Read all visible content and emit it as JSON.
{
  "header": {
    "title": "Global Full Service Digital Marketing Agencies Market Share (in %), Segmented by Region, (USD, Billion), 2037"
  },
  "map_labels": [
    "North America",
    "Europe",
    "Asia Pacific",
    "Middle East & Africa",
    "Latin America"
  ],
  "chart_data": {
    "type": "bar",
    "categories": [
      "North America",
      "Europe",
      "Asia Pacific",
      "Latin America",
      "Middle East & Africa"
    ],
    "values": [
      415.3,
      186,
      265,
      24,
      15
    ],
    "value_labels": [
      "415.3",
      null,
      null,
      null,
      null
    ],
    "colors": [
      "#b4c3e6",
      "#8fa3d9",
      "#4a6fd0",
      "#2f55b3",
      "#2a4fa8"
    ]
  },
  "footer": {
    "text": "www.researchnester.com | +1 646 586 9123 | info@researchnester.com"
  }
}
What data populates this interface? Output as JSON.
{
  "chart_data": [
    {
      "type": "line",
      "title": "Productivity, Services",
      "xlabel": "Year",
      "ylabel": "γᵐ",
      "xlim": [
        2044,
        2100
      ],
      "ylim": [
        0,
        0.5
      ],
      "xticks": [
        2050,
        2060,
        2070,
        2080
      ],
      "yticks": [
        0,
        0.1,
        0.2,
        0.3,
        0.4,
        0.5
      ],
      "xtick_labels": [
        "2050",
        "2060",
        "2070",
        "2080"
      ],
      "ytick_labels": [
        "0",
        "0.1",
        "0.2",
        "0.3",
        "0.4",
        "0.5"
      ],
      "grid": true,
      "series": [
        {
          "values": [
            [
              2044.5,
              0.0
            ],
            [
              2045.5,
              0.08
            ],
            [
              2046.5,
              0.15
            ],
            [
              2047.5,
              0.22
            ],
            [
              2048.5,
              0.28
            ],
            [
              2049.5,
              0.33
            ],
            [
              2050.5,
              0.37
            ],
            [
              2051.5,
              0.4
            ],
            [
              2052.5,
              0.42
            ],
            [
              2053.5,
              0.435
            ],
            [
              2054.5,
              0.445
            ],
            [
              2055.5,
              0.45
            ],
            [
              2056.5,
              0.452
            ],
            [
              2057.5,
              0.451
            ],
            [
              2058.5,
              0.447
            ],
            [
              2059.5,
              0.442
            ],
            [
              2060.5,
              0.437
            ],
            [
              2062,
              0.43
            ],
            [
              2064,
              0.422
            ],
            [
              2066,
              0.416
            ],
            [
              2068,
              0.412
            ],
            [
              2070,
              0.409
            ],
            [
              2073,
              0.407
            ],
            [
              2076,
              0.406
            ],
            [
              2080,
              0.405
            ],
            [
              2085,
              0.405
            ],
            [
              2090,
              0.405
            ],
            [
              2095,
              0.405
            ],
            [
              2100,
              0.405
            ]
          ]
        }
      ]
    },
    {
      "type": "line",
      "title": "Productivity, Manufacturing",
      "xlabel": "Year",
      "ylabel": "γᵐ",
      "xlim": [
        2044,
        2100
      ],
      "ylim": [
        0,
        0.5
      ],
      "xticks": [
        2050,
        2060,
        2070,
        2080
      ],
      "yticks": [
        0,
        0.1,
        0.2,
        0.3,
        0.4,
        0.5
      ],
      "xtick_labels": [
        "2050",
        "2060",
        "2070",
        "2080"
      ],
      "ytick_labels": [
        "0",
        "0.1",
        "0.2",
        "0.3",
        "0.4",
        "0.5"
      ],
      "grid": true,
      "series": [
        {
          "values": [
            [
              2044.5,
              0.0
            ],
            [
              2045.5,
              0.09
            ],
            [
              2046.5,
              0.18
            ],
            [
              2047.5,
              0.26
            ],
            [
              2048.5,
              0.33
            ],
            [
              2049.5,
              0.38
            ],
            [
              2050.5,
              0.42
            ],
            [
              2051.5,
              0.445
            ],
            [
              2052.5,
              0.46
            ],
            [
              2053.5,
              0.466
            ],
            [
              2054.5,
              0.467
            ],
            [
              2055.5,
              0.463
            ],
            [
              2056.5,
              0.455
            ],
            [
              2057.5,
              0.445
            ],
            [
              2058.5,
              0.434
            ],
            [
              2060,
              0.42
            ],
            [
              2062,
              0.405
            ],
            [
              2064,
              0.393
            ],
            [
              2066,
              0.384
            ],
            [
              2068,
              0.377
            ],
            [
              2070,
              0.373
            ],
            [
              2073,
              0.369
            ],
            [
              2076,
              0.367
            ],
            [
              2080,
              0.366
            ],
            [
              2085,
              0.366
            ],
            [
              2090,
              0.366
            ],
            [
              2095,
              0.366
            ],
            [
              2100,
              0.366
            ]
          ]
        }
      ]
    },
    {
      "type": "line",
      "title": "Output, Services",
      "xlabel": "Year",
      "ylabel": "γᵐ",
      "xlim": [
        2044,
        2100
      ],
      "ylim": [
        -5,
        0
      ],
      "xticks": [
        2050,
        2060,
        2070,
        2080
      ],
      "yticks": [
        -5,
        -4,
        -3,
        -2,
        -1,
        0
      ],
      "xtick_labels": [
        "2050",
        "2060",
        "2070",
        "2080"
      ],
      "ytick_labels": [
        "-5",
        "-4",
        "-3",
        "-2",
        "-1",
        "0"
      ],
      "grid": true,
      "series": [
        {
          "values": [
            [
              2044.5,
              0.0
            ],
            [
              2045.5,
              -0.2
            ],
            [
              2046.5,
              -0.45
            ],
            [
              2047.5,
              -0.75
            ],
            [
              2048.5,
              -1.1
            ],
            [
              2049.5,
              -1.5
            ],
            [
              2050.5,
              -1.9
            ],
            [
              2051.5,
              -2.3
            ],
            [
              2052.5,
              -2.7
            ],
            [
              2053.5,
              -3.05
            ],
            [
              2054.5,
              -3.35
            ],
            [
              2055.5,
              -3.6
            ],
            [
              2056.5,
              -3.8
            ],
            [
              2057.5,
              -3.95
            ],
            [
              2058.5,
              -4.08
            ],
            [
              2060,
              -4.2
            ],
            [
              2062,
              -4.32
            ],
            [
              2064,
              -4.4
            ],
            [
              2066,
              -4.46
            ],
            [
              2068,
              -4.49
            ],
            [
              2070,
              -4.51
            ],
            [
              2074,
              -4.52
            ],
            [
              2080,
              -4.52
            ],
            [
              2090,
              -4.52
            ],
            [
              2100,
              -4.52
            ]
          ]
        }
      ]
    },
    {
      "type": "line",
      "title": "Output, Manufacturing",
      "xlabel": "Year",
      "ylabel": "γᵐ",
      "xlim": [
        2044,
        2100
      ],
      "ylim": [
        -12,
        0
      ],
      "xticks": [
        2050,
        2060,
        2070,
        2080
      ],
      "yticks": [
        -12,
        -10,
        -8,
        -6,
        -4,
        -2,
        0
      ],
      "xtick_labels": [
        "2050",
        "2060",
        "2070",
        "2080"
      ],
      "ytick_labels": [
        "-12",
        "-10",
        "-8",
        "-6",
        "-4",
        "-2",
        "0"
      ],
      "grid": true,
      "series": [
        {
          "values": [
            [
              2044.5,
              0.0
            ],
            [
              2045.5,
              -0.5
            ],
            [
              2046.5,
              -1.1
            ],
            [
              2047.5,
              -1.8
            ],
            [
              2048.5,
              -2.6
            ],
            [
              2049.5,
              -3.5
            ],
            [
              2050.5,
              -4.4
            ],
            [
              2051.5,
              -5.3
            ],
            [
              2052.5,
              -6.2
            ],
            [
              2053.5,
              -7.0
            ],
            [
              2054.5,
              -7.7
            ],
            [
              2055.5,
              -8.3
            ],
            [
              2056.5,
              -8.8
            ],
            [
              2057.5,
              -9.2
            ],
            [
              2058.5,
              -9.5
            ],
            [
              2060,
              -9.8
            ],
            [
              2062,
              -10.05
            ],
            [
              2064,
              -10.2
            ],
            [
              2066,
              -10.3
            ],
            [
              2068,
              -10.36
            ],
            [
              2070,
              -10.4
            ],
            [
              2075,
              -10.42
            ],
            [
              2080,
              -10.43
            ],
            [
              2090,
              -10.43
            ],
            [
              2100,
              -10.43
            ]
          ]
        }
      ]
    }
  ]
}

What is expected:
Search the lines for the string "Africa" and copy every line that has it.

Solution:
    "Middle East & Africa",
      "Middle East & Africa"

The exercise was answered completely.